[Dataset rows about figures]

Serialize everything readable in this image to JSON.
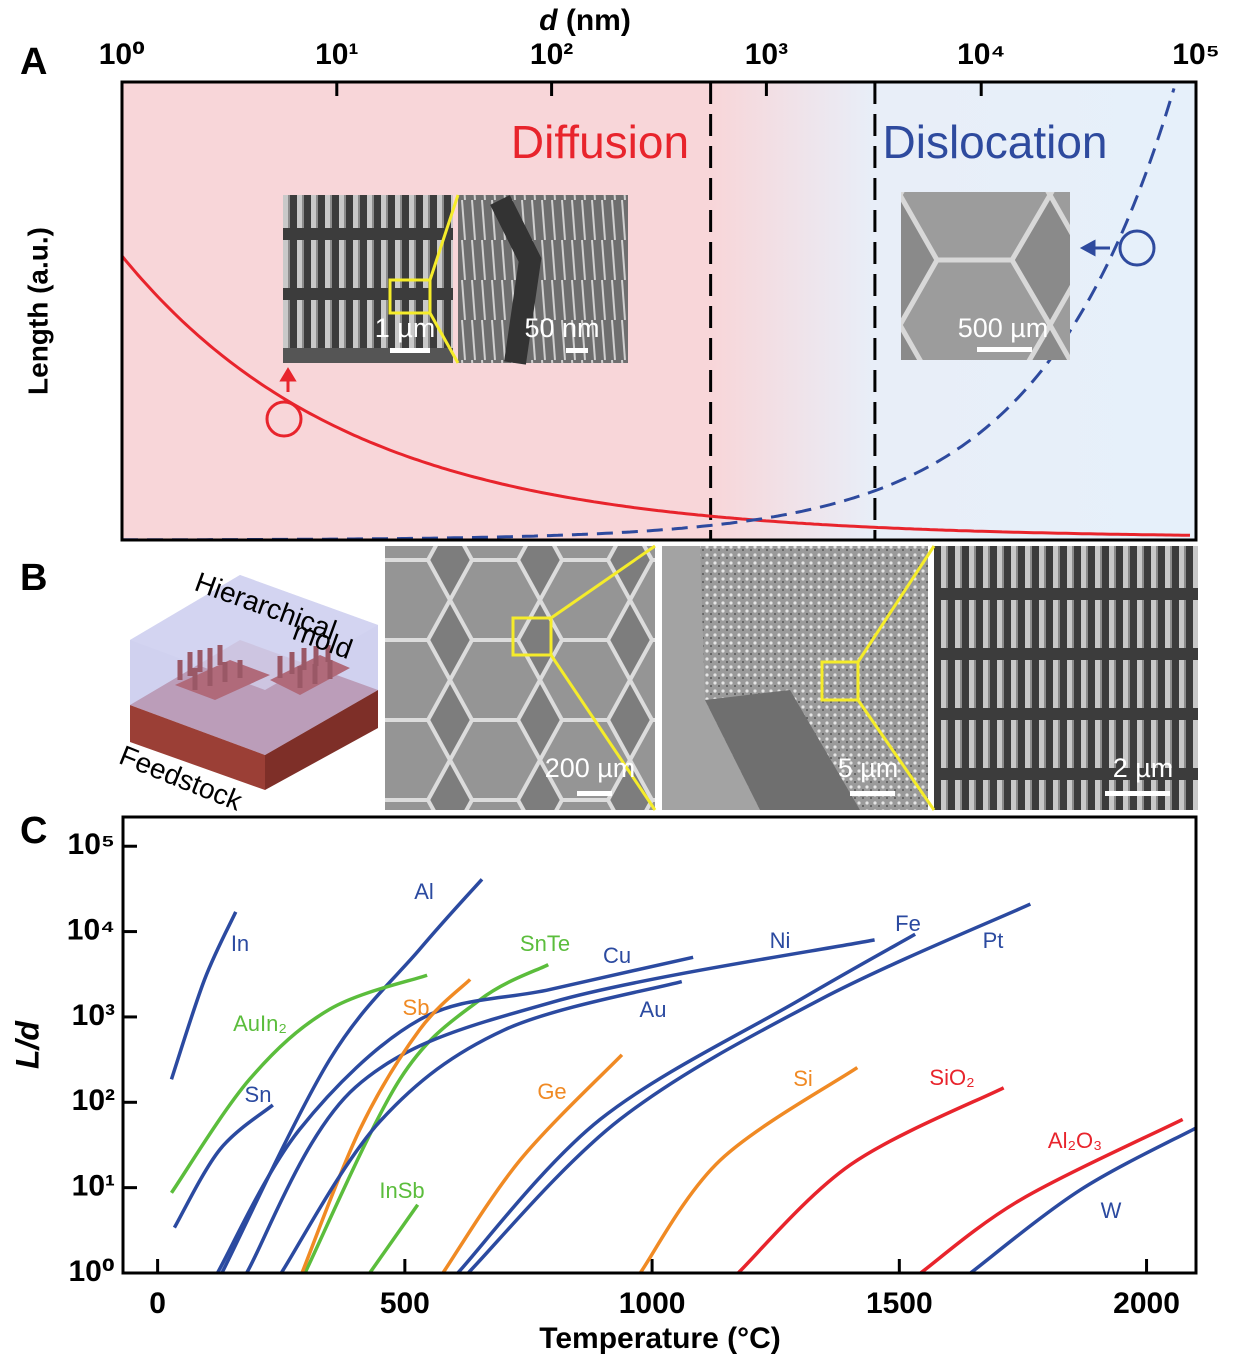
{
  "panel_labels": [
    "A",
    "B",
    "C"
  ],
  "chart_data": [
    {
      "type": "schematic",
      "xlabel": [
        "d",
        "(nm)"
      ],
      "ylabel": "Length (a.u.)",
      "xscale": "log",
      "xlim": [
        1,
        100000
      ],
      "xticks": [
        {
          "value": 1,
          "label": "10⁰"
        },
        {
          "value": 10,
          "label": "10¹"
        },
        {
          "value": 100,
          "label": "10²"
        },
        {
          "value": 1000,
          "label": "10³"
        },
        {
          "value": 10000,
          "label": "10⁴"
        },
        {
          "value": 100000,
          "label": "10⁵"
        }
      ],
      "dividers": [
        550,
        3200
      ],
      "regions": [
        "Diffusion",
        "Dislocation"
      ],
      "region_colors": [
        "#e8242c",
        "#2e4a9e"
      ],
      "scale_bars": [
        "1 µm",
        "50 nm",
        "500 µm"
      ]
    },
    {
      "type": "line",
      "xlabel": "Temperature (°C)",
      "ylabel": "L/d",
      "yscale": "log",
      "xlim": [
        -70,
        2100
      ],
      "ylim": [
        1,
        220000
      ],
      "xticks": [
        0,
        500,
        1000,
        1500,
        2000
      ],
      "yticks": [
        {
          "value": 1,
          "label": "10⁰"
        },
        {
          "value": 10,
          "label": "10¹"
        },
        {
          "value": 100,
          "label": "10²"
        },
        {
          "value": 1000,
          "label": "10³"
        },
        {
          "value": 10000,
          "label": "10⁴"
        },
        {
          "value": 100000,
          "label": "10⁵"
        }
      ],
      "series": [
        {
          "name": "In",
          "color": "#2b4aa0",
          "x": [
            28,
            95,
            158
          ],
          "values": [
            186,
            2750,
            17000
          ]
        },
        {
          "name": "Al",
          "color": "#2b4aa0",
          "x": [
            130,
            348,
            530,
            656
          ],
          "values": [
            1,
            316,
            6200,
            41000
          ]
        },
        {
          "name": "SnTe",
          "color": "#5bbd3c",
          "x": [
            298,
            490,
            652,
            790
          ],
          "values": [
            1,
            186,
            1590,
            4100
          ]
        },
        {
          "name": "Cu",
          "color": "#2b4aa0",
          "x": [
            121,
            287,
            530,
            794,
            1083
          ],
          "values": [
            1,
            48,
            930,
            2100,
            5000
          ]
        },
        {
          "name": "Ni",
          "color": "#2b4aa0",
          "x": [
            180,
            400,
            800,
            1450
          ],
          "values": [
            1,
            150,
            1500,
            8000
          ]
        },
        {
          "name": "Fe",
          "color": "#2b4aa0",
          "x": [
            607,
            895,
            1300,
            1532
          ],
          "values": [
            1,
            63,
            1600,
            9300
          ]
        },
        {
          "name": "Pt",
          "color": "#2b4aa0",
          "x": [
            628,
            935,
            1340,
            1765
          ],
          "values": [
            1,
            63,
            1600,
            21000
          ]
        },
        {
          "name": "AuIn₂",
          "color": "#5bbd3c",
          "x": [
            28,
            186,
            348,
            545
          ],
          "values": [
            8.7,
            186,
            1230,
            3080
          ]
        },
        {
          "name": "Sb",
          "color": "#f08a24",
          "x": [
            292,
            409,
            530,
            632
          ],
          "values": [
            1,
            48,
            710,
            2750
          ]
        },
        {
          "name": "Au",
          "color": "#2b4aa0",
          "x": [
            250,
            450,
            700,
            1060
          ],
          "values": [
            1,
            60,
            700,
            2600
          ]
        },
        {
          "name": "Sn",
          "color": "#2b4aa0",
          "x": [
            34,
            126,
            233
          ],
          "values": [
            3.4,
            28,
            93
          ]
        },
        {
          "name": "Ge",
          "color": "#f08a24",
          "x": [
            577,
            733,
            939
          ],
          "values": [
            1,
            21,
            360
          ]
        },
        {
          "name": "Si",
          "color": "#f08a24",
          "x": [
            976,
            1138,
            1415
          ],
          "values": [
            1,
            21,
            255
          ]
        },
        {
          "name": "SiO₂",
          "color": "#e8242c",
          "x": [
            1174,
            1401,
            1711
          ],
          "values": [
            1,
            18.5,
            148
          ]
        },
        {
          "name": "InSb",
          "color": "#5bbd3c",
          "x": [
            429,
            526
          ],
          "values": [
            1,
            6.3
          ]
        },
        {
          "name": "Al₂O₃",
          "color": "#e8242c",
          "x": [
            1543,
            1745,
            2073
          ],
          "values": [
            1,
            7.2,
            63
          ]
        },
        {
          "name": "W",
          "color": "#2b4aa0",
          "x": [
            1644,
            1866,
            2100
          ],
          "values": [
            1,
            9.4,
            50
          ]
        }
      ]
    }
  ],
  "panel_b": {
    "labels": [
      "Hierarchical",
      "mold",
      "Feedstock"
    ],
    "scale_bars": [
      "200 µm",
      "5 µm",
      "2 µm"
    ]
  }
}
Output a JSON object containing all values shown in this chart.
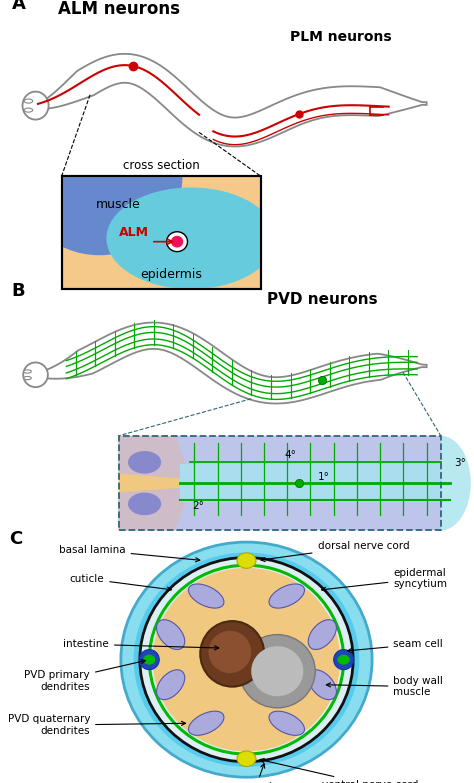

_Given instruction:_ Every entry must be transcribed exactly. Pictures do not belong in the copy.

_Result of the task:_
Serialize everything readable in this image to JSON.
{
  "panel_labels": [
    "A",
    "B",
    "C"
  ],
  "chart_data": [
    {
      "type": "schematic",
      "xlabel": [
        "d",
        "(nm)"
      ],
      "ylabel": "Length (a.u.)",
      "xscale": "log",
      "xlim": [
        1,
        100000
      ],
      "xticks": [
        {
          "value": 1,
          "label": "10⁰"
        },
        {
          "value": 10,
          "label": "10¹"
        },
        {
          "value": 100,
          "label": "10²"
        },
        {
          "value": 1000,
          "label": "10³"
        },
        {
          "value": 10000,
          "label": "10⁴"
        },
        {
          "value": 100000,
          "label": "10⁵"
        }
      ],
      "dividers": [
        550,
        3200
      ],
      "regions": [
        "Diffusion",
        "Dislocation"
      ],
      "region_colors": [
        "#e8242c",
        "#2e4a9e"
      ],
      "scale_bars": [
        "1 µm",
        "50 nm",
        "500 µm"
      ]
    },
    {
      "type": "line",
      "xlabel": "Temperature (°C)",
      "ylabel": "L/d",
      "yscale": "log",
      "xlim": [
        -70,
        2100
      ],
      "ylim": [
        1,
        220000
      ],
      "xticks": [
        0,
        500,
        1000,
        1500,
        2000
      ],
      "yticks": [
        {
          "value": 1,
          "label": "10⁰"
        },
        {
          "value": 10,
          "label": "10¹"
        },
        {
          "value": 100,
          "label": "10²"
        },
        {
          "value": 1000,
          "label": "10³"
        },
        {
          "value": 10000,
          "label": "10⁴"
        },
        {
          "value": 100000,
          "label": "10⁵"
        }
      ],
      "series": [
        {
          "name": "In",
          "color": "#2b4aa0",
          "x": [
            28,
            95,
            158
          ],
          "values": [
            186,
            2750,
            17000
          ]
        },
        {
          "name": "Al",
          "color": "#2b4aa0",
          "x": [
            130,
            348,
            530,
            656
          ],
          "values": [
            1,
            316,
            6200,
            41000
          ]
        },
        {
          "name": "SnTe",
          "color": "#5bbd3c",
          "x": [
            298,
            490,
            652,
            790
          ],
          "values": [
            1,
            186,
            1590,
            4100
          ]
        },
        {
          "name": "Cu",
          "color": "#2b4aa0",
          "x": [
            121,
            287,
            530,
            794,
            1083
          ],
          "values": [
            1,
            48,
            930,
            2100,
            5000
          ]
        },
        {
          "name": "Ni",
          "color": "#2b4aa0",
          "x": [
            180,
            400,
            800,
            1450
          ],
          "values": [
            1,
            150,
            1500,
            8000
          ]
        },
        {
          "name": "Fe",
          "color": "#2b4aa0",
          "x": [
            607,
            895,
            1300,
            1532
          ],
          "values": [
            1,
            63,
            1600,
            9300
          ]
        },
        {
          "name": "Pt",
          "color": "#2b4aa0",
          "x": [
            628,
            935,
            1340,
            1765
          ],
          "values": [
            1,
            63,
            1600,
            21000
          ]
        },
        {
          "name": "AuIn₂",
          "color": "#5bbd3c",
          "x": [
            28,
            186,
            348,
            545
          ],
          "values": [
            8.7,
            186,
            1230,
            3080
          ]
        },
        {
          "name": "Sb",
          "color": "#f08a24",
          "x": [
            292,
            409,
            530,
            632
          ],
          "values": [
            1,
            48,
            710,
            2750
          ]
        },
        {
          "name": "Au",
          "color": "#2b4aa0",
          "x": [
            250,
            450,
            700,
            1060
          ],
          "values": [
            1,
            60,
            700,
            2600
          ]
        },
        {
          "name": "Sn",
          "color": "#2b4aa0",
          "x": [
            34,
            126,
            233
          ],
          "values": [
            3.4,
            28,
            93
          ]
        },
        {
          "name": "Ge",
          "color": "#f08a24",
          "x": [
            577,
            733,
            939
          ],
          "values": [
            1,
            21,
            360
          ]
        },
        {
          "name": "Si",
          "color": "#f08a24",
          "x": [
            976,
            1138,
            1415
          ],
          "values": [
            1,
            21,
            255
          ]
        },
        {
          "name": "SiO₂",
          "color": "#e8242c",
          "x": [
            1174,
            1401,
            1711
          ],
          "values": [
            1,
            18.5,
            148
          ]
        },
        {
          "name": "InSb",
          "color": "#5bbd3c",
          "x": [
            429,
            526
          ],
          "values": [
            1,
            6.3
          ]
        },
        {
          "name": "Al₂O₃",
          "color": "#e8242c",
          "x": [
            1543,
            1745,
            2073
          ],
          "values": [
            1,
            7.2,
            63
          ]
        },
        {
          "name": "W",
          "color": "#2b4aa0",
          "x": [
            1644,
            1866,
            2100
          ],
          "values": [
            1,
            9.4,
            50
          ]
        }
      ]
    }
  ],
  "panel_b": {
    "labels": [
      "Hierarchical",
      "mold",
      "Feedstock"
    ],
    "scale_bars": [
      "200 µm",
      "5 µm",
      "2 µm"
    ]
  }
}
Output a JSON object containing all values shown in this chart.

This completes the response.